**TASK PROMPT**. Your task is to extract every line from the material below exactly.

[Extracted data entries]
---+---
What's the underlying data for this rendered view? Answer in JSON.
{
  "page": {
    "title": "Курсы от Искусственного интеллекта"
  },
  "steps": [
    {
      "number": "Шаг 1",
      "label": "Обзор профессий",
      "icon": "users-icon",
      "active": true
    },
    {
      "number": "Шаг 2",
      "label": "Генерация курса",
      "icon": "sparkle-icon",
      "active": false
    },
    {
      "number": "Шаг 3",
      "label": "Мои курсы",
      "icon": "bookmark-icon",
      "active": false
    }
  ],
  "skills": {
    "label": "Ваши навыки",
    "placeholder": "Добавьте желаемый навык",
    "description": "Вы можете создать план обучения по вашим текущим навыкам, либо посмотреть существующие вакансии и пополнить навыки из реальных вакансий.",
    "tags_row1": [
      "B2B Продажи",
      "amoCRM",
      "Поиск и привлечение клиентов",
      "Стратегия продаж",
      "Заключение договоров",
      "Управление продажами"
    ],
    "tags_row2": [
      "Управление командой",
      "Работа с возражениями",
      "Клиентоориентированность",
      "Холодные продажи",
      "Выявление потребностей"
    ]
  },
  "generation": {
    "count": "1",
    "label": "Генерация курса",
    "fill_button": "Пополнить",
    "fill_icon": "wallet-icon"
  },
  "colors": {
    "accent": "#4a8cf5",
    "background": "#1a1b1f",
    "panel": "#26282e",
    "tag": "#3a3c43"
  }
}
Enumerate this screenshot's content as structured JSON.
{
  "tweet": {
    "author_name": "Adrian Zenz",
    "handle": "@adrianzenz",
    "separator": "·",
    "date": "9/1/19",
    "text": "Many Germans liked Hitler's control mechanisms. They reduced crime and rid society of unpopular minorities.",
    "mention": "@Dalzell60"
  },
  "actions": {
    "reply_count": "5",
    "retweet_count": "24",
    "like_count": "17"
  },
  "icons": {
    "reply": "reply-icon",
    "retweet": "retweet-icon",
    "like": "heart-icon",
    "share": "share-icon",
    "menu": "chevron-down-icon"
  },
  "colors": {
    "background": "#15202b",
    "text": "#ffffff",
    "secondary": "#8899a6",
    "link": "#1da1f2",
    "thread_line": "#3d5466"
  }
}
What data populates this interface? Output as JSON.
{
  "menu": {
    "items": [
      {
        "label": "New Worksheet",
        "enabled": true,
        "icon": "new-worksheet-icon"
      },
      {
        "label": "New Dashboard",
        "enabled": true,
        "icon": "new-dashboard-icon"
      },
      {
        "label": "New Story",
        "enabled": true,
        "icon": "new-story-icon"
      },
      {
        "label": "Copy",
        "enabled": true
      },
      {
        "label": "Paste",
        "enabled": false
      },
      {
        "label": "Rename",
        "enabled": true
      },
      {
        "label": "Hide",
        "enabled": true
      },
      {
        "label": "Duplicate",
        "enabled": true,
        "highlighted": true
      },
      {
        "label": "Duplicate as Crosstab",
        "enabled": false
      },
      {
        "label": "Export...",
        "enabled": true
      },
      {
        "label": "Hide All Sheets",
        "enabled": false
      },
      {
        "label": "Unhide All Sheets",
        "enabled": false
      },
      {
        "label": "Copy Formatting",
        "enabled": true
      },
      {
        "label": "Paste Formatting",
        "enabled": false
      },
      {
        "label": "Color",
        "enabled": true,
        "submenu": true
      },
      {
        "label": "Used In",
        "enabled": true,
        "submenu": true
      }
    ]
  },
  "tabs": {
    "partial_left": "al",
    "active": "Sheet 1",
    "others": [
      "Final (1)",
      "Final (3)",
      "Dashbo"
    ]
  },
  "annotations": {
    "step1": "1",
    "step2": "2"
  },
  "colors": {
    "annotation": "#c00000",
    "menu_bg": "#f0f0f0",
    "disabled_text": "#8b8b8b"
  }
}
---+---
**WRITTEN SOLUTION**.
What's the underlying data for this rendered view? Answer in JSON.
{
  "page": {
    "title": "Курсы от Искусственного интеллекта"
  },
  "steps": [
    {
      "number": "Шаг 1",
      "label": "Обзор профессий",
      "icon": "users-icon",
      "active": true
    },
    {
      "number": "Шаг 2",
      "label": "Генерация курса",
      "icon": "sparkle-icon",
      "active": false
    },
    {
      "number": "Шаг 3",
      "label": "Мои курсы",
      "icon": "bookmark-icon",
      "active": false
    }
  ],
  "skills": {
    "label": "Ваши навыки",
    "placeholder": "Добавьте желаемый навык",
    "description": "Вы можете создать план обучения по вашим текущим навыкам, либо посмотреть существующие вакансии и пополнить навыки из реальных вакансий.",
    "tags_row1": [
      "B2B Продажи",
      "amoCRM",
      "Поиск и привлечение клиентов",
      "Стратегия продаж",
      "Заключение договоров",
      "Управление продажами"
    ],
    "tags_row2": [
      "Управление командой",
      "Работа с возражениями",
      "Клиентоориентированность",
      "Холодные продажи",
      "Выявление потребностей"
    ]
  },
  "generation": {
    "count": "1",
    "label": "Генерация курса",
    "fill_button": "Пополнить",
    "fill_icon": "wallet-icon"
  },
  "colors": {
    "accent": "#4a8cf5",
    "background": "#1a1b1f",
    "panel": "#26282e",
    "tag": "#3a3c43"
  }
}
Enumerate this screenshot's content as structured JSON.
{
  "tweet": {
    "author_name": "Adrian Zenz",
    "handle": "@adrianzenz",
    "separator": "·",
    "date": "9/1/19",
    "text": "Many Germans liked Hitler's control mechanisms. They reduced crime and rid society of unpopular minorities.",
    "mention": "@Dalzell60"
  },
  "actions": {
    "reply_count": "5",
    "retweet_count": "24",
    "like_count": "17"
  },
  "icons": {
    "reply": "reply-icon",
    "retweet": "retweet-icon",
    "like": "heart-icon",
    "share": "share-icon",
    "menu": "chevron-down-icon"
  },
  "colors": {
    "background": "#15202b",
    "text": "#ffffff",
    "secondary": "#8899a6",
    "link": "#1da1f2",
    "thread_line": "#3d5466"
  }
}
What data populates this interface? Output as JSON.
{
  "menu": {
    "items": [
      {
        "label": "New Worksheet",
        "enabled": true,
        "icon": "new-worksheet-icon"
      },
      {
        "label": "New Dashboard",
        "enabled": true,
        "icon": "new-dashboard-icon"
      },
      {
        "label": "New Story",
        "enabled": true,
        "icon": "new-story-icon"
      },
      {
        "label": "Copy",
        "enabled": true
      },
      {
        "label": "Paste",
        "enabled": false
      },
      {
        "label": "Rename",
        "enabled": true
      },
      {
        "label": "Hide",
        "enabled": true
      },
      {
        "label": "Duplicate",
        "enabled": true,
        "highlighted": true
      },
      {
        "label": "Duplicate as Crosstab",
        "enabled": false
      },
      {
        "label": "Export...",
        "enabled": true
      },
      {
        "label": "Hide All Sheets",
        "enabled": false
      },
      {
        "label": "Unhide All Sheets",
        "enabled": false
      },
      {
        "label": "Copy Formatting",
        "enabled": true
      },
      {
        "label": "Paste Formatting",
        "enabled": false
      },
      {
        "label": "Color",
        "enabled": true,
        "submenu": true
      },
      {
        "label": "Used In",
        "enabled": true,
        "submenu": true
      }
    ]
  },
  "tabs": {
    "partial_left": "al",
    "active": "Sheet 1",
    "others": [
      "Final (1)",
      "Final (3)",
      "Dashbo"
    ]
  },
  "annotations": {
    "step1": "1",
    "step2": "2"
  },
  "colors": {
    "annotation": "#c00000",
    "menu_bg": "#f0f0f0",
    "disabled_text": "#8b8b8b"
  }
}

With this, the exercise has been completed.